WHAT IS BEING ASKED | Pull out every line with the word "Error" from the entries below.

RECORDS TO PROCESS |
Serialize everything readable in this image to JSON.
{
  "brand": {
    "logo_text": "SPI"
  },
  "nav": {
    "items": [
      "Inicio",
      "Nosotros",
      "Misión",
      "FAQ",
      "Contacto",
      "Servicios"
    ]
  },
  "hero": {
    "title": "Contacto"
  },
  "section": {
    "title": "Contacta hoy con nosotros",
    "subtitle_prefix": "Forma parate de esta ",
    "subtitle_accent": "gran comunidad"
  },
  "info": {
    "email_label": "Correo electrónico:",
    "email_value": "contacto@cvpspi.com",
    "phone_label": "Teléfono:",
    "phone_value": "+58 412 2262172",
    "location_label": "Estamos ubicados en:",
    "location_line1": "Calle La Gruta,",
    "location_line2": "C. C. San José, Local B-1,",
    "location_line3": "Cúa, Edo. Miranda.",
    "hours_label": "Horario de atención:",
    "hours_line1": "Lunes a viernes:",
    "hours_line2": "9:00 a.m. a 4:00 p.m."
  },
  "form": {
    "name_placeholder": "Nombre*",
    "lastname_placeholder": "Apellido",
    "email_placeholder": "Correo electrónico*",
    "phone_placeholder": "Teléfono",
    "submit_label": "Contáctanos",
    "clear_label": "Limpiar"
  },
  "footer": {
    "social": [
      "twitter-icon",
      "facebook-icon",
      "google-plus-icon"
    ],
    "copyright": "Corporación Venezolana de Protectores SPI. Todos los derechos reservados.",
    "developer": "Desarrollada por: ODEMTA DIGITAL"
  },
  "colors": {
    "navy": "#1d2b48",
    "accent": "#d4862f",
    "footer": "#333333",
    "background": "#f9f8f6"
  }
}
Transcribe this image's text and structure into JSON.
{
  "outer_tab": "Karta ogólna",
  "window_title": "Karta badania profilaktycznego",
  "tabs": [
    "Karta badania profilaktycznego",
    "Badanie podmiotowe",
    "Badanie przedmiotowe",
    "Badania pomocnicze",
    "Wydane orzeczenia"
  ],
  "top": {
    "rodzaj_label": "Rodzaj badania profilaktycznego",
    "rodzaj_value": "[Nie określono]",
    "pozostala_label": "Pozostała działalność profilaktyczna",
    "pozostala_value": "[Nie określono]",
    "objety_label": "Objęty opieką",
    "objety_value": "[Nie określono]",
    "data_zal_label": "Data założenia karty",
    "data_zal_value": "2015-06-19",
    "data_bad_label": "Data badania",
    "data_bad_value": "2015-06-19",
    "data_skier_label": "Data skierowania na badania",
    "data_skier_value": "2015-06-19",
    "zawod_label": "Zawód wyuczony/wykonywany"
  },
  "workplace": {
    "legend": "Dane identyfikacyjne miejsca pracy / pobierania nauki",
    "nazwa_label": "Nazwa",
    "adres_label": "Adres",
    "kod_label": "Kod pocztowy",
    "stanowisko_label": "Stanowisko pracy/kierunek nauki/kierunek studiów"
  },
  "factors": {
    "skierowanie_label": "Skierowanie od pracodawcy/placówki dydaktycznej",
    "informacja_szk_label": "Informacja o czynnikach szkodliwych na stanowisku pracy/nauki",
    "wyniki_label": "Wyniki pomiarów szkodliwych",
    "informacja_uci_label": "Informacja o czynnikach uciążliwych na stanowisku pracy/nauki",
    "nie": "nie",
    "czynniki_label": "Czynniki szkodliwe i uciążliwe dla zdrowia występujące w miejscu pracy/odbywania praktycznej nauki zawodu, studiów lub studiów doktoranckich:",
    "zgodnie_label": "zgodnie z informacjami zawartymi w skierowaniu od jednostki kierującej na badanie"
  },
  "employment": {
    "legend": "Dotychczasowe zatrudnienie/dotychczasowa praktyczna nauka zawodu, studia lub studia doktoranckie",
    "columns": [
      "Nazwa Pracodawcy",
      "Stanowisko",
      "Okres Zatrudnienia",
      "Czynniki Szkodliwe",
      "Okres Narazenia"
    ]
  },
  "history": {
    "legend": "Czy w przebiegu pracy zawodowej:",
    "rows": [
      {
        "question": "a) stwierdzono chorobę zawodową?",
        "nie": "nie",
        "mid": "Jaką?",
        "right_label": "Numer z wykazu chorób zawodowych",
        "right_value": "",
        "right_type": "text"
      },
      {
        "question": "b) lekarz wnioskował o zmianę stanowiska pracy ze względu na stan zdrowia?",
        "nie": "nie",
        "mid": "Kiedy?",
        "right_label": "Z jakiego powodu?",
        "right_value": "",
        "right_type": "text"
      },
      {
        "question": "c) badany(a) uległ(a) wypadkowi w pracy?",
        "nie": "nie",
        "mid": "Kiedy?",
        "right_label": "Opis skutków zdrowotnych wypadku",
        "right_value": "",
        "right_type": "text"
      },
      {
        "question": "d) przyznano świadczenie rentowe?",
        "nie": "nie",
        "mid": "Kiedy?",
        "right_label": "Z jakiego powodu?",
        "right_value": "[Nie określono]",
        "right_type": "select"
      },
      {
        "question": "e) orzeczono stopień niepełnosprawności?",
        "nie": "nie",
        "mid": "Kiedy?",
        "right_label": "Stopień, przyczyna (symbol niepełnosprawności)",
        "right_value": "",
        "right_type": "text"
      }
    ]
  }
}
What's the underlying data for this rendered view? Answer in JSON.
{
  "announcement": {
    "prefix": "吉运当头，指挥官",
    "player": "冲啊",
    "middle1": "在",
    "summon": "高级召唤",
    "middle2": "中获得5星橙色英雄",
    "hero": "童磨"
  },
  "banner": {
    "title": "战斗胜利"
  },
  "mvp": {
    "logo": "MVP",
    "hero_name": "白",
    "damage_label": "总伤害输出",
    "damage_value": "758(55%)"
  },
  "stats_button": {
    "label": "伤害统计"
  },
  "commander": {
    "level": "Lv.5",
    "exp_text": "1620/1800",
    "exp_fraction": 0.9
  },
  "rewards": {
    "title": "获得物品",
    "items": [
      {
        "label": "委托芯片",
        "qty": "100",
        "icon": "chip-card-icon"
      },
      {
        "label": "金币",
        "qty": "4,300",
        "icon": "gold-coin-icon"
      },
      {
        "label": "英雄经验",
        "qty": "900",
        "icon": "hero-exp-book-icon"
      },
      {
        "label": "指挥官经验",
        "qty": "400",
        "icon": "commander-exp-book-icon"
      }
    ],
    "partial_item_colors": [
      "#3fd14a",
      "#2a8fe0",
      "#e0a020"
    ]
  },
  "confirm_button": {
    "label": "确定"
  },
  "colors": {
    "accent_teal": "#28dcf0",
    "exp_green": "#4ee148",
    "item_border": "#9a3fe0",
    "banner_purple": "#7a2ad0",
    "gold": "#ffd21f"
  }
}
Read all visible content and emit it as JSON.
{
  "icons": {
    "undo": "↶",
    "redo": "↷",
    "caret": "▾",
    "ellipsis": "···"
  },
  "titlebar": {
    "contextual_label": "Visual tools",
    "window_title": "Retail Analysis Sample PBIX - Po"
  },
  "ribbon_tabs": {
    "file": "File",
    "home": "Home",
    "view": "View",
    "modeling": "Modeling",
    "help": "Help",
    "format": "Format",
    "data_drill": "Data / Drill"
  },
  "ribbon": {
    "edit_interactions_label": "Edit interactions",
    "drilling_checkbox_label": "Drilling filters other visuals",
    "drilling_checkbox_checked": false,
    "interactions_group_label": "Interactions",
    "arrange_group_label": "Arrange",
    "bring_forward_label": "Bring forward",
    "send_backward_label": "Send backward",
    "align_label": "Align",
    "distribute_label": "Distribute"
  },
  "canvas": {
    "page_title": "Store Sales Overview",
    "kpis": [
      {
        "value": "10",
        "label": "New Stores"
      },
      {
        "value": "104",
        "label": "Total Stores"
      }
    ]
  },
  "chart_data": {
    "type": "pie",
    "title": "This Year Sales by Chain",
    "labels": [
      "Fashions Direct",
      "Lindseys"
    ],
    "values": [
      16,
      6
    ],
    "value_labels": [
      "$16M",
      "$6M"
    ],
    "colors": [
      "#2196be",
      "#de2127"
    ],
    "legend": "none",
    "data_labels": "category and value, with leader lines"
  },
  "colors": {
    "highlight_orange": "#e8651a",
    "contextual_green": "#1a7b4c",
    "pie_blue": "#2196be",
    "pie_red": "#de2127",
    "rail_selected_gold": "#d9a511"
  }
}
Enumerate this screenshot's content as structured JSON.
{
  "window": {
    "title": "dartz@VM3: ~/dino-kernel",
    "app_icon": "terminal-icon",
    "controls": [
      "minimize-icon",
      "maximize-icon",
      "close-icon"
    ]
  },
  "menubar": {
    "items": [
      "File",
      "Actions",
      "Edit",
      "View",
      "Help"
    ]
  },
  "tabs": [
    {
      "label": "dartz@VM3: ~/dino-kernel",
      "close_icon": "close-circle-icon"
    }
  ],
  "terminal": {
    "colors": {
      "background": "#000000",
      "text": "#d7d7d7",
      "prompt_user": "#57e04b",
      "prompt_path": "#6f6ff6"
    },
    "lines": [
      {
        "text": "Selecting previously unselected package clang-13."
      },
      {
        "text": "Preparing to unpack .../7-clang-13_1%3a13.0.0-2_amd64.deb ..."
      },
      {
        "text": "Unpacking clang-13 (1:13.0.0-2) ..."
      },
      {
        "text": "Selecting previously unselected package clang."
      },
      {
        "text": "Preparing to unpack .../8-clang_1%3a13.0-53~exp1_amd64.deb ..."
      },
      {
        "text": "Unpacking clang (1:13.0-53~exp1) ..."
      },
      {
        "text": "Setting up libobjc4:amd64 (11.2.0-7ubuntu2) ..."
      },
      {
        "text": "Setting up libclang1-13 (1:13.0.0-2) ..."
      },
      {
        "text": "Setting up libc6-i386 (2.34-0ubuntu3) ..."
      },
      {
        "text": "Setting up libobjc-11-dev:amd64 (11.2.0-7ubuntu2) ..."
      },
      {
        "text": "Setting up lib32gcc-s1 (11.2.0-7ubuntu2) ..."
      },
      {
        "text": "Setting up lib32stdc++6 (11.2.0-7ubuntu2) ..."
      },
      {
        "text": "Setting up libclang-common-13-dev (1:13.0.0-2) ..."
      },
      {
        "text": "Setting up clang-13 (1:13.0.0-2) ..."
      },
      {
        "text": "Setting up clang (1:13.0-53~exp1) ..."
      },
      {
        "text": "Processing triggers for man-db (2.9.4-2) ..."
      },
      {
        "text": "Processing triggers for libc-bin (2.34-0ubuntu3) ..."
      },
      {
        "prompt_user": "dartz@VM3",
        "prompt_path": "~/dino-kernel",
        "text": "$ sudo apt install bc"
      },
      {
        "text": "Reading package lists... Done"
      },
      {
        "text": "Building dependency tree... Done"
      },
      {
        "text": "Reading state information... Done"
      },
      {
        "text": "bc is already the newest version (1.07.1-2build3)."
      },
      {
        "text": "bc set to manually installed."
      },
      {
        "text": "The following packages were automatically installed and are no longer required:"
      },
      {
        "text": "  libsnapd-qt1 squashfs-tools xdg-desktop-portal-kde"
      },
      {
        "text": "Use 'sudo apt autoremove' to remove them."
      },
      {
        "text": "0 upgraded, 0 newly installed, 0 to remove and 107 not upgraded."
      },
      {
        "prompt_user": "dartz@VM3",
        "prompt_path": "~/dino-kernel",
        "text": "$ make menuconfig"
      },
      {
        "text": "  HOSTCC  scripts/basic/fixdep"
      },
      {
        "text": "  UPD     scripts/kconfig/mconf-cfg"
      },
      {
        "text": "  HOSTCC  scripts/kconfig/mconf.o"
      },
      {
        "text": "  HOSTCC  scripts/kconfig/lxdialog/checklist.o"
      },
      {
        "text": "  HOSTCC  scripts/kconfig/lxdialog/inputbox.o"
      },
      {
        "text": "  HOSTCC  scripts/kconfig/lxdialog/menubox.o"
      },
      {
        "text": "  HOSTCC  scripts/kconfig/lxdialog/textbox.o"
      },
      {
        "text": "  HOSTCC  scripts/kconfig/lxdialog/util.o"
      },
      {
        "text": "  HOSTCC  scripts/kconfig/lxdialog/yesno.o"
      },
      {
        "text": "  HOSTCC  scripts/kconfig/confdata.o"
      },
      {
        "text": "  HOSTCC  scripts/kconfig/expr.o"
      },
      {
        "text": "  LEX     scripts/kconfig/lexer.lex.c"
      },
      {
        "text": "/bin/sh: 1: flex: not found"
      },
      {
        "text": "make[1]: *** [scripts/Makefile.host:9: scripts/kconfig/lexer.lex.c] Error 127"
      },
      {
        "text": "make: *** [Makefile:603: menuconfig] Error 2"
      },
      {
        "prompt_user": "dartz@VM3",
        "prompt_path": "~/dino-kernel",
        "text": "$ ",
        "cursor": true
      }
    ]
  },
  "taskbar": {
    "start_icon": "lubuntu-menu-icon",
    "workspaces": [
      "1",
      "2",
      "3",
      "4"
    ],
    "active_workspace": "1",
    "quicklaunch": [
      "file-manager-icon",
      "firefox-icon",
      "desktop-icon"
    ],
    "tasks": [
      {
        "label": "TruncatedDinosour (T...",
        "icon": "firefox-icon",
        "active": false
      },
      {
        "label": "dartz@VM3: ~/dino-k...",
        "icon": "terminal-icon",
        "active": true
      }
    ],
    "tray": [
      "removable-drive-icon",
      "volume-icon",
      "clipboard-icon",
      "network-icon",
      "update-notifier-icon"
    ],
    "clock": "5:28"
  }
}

SOLUTION FOR THIS PROBLEM |
        "text": "make[1]: *** [scripts/Makefile.host:9: scripts/kconfig/lexer.lex.c] Error 127"
        "text": "make: *** [Makefile:603: menuconfig] Error 2"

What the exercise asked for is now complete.